*Directive*. Copy all of the material below exactly.

(Data entries for graphics)
· · · · · · ·

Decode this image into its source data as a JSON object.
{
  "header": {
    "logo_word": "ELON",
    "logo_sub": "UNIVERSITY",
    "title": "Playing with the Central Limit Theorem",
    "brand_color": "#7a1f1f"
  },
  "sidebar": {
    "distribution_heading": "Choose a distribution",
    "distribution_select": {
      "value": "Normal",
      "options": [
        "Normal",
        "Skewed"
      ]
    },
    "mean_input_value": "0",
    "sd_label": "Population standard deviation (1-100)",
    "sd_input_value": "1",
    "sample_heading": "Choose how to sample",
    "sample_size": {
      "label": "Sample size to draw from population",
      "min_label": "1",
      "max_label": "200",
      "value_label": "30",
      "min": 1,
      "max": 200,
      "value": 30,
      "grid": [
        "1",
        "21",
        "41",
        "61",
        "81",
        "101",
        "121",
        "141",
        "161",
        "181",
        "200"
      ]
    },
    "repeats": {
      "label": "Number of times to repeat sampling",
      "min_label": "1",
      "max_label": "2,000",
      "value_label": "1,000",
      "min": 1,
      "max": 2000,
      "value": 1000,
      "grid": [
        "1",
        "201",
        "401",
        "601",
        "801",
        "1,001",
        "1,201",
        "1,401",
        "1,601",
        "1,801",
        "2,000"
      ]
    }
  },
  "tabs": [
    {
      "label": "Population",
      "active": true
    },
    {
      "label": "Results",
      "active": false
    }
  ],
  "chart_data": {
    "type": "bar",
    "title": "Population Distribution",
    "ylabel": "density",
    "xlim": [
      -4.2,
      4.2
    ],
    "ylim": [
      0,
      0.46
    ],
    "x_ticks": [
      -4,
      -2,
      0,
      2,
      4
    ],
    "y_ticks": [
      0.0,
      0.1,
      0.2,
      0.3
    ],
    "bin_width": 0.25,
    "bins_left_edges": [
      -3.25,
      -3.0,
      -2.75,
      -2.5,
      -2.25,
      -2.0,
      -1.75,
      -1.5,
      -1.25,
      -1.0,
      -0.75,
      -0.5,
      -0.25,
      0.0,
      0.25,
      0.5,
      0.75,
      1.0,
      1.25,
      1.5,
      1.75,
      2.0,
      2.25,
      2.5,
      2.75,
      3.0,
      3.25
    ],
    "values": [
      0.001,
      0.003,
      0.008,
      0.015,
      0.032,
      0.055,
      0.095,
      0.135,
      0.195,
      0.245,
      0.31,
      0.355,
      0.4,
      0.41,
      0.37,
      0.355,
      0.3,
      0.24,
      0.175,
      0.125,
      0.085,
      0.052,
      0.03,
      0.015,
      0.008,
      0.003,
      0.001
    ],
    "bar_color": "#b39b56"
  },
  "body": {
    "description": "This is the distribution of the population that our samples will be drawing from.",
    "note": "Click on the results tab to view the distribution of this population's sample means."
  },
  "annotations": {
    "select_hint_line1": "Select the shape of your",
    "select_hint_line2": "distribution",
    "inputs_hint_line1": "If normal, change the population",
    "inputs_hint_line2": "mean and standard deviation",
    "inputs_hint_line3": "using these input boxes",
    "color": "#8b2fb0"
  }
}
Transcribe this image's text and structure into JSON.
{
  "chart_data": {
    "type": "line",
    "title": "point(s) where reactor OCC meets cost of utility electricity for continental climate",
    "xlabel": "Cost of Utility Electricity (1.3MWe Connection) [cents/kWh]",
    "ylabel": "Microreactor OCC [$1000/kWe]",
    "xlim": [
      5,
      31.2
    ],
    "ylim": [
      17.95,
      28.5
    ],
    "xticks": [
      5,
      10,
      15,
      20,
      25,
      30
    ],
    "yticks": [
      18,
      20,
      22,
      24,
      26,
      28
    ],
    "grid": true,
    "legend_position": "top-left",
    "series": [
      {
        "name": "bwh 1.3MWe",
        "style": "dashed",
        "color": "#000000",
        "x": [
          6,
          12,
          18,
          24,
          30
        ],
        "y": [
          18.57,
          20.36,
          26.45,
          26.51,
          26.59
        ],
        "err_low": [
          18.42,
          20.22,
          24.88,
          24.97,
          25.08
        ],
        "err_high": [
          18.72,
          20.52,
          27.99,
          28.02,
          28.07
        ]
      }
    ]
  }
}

· · · · · · ·

*Finished answer*.
Decode this image into its source data as a JSON object.
{
  "header": {
    "logo_word": "ELON",
    "logo_sub": "UNIVERSITY",
    "title": "Playing with the Central Limit Theorem",
    "brand_color": "#7a1f1f"
  },
  "sidebar": {
    "distribution_heading": "Choose a distribution",
    "distribution_select": {
      "value": "Normal",
      "options": [
        "Normal",
        "Skewed"
      ]
    },
    "mean_input_value": "0",
    "sd_label": "Population standard deviation (1-100)",
    "sd_input_value": "1",
    "sample_heading": "Choose how to sample",
    "sample_size": {
      "label": "Sample size to draw from population",
      "min_label": "1",
      "max_label": "200",
      "value_label": "30",
      "min": 1,
      "max": 200,
      "value": 30,
      "grid": [
        "1",
        "21",
        "41",
        "61",
        "81",
        "101",
        "121",
        "141",
        "161",
        "181",
        "200"
      ]
    },
    "repeats": {
      "label": "Number of times to repeat sampling",
      "min_label": "1",
      "max_label": "2,000",
      "value_label": "1,000",
      "min": 1,
      "max": 2000,
      "value": 1000,
      "grid": [
        "1",
        "201",
        "401",
        "601",
        "801",
        "1,001",
        "1,201",
        "1,401",
        "1,601",
        "1,801",
        "2,000"
      ]
    }
  },
  "tabs": [
    {
      "label": "Population",
      "active": true
    },
    {
      "label": "Results",
      "active": false
    }
  ],
  "chart_data": {
    "type": "bar",
    "title": "Population Distribution",
    "ylabel": "density",
    "xlim": [
      -4.2,
      4.2
    ],
    "ylim": [
      0,
      0.46
    ],
    "x_ticks": [
      -4,
      -2,
      0,
      2,
      4
    ],
    "y_ticks": [
      0.0,
      0.1,
      0.2,
      0.3
    ],
    "bin_width": 0.25,
    "bins_left_edges": [
      -3.25,
      -3.0,
      -2.75,
      -2.5,
      -2.25,
      -2.0,
      -1.75,
      -1.5,
      -1.25,
      -1.0,
      -0.75,
      -0.5,
      -0.25,
      0.0,
      0.25,
      0.5,
      0.75,
      1.0,
      1.25,
      1.5,
      1.75,
      2.0,
      2.25,
      2.5,
      2.75,
      3.0,
      3.25
    ],
    "values": [
      0.001,
      0.003,
      0.008,
      0.015,
      0.032,
      0.055,
      0.095,
      0.135,
      0.195,
      0.245,
      0.31,
      0.355,
      0.4,
      0.41,
      0.37,
      0.355,
      0.3,
      0.24,
      0.175,
      0.125,
      0.085,
      0.052,
      0.03,
      0.015,
      0.008,
      0.003,
      0.001
    ],
    "bar_color": "#b39b56"
  },
  "body": {
    "description": "This is the distribution of the population that our samples will be drawing from.",
    "note": "Click on the results tab to view the distribution of this population's sample means."
  },
  "annotations": {
    "select_hint_line1": "Select the shape of your",
    "select_hint_line2": "distribution",
    "inputs_hint_line1": "If normal, change the population",
    "inputs_hint_line2": "mean and standard deviation",
    "inputs_hint_line3": "using these input boxes",
    "color": "#8b2fb0"
  }
}
Transcribe this image's text and structure into JSON.
{
  "chart_data": {
    "type": "line",
    "title": "point(s) where reactor OCC meets cost of utility electricity for continental climate",
    "xlabel": "Cost of Utility Electricity (1.3MWe Connection) [cents/kWh]",
    "ylabel": "Microreactor OCC [$1000/kWe]",
    "xlim": [
      5,
      31.2
    ],
    "ylim": [
      17.95,
      28.5
    ],
    "xticks": [
      5,
      10,
      15,
      20,
      25,
      30
    ],
    "yticks": [
      18,
      20,
      22,
      24,
      26,
      28
    ],
    "grid": true,
    "legend_position": "top-left",
    "series": [
      {
        "name": "bwh 1.3MWe",
        "style": "dashed",
        "color": "#000000",
        "x": [
          6,
          12,
          18,
          24,
          30
        ],
        "y": [
          18.57,
          20.36,
          26.45,
          26.51,
          26.59
        ],
        "err_low": [
          18.42,
          20.22,
          24.88,
          24.97,
          25.08
        ],
        "err_high": [
          18.72,
          20.52,
          27.99,
          28.02,
          28.07
        ]
      }
    ]
  }
}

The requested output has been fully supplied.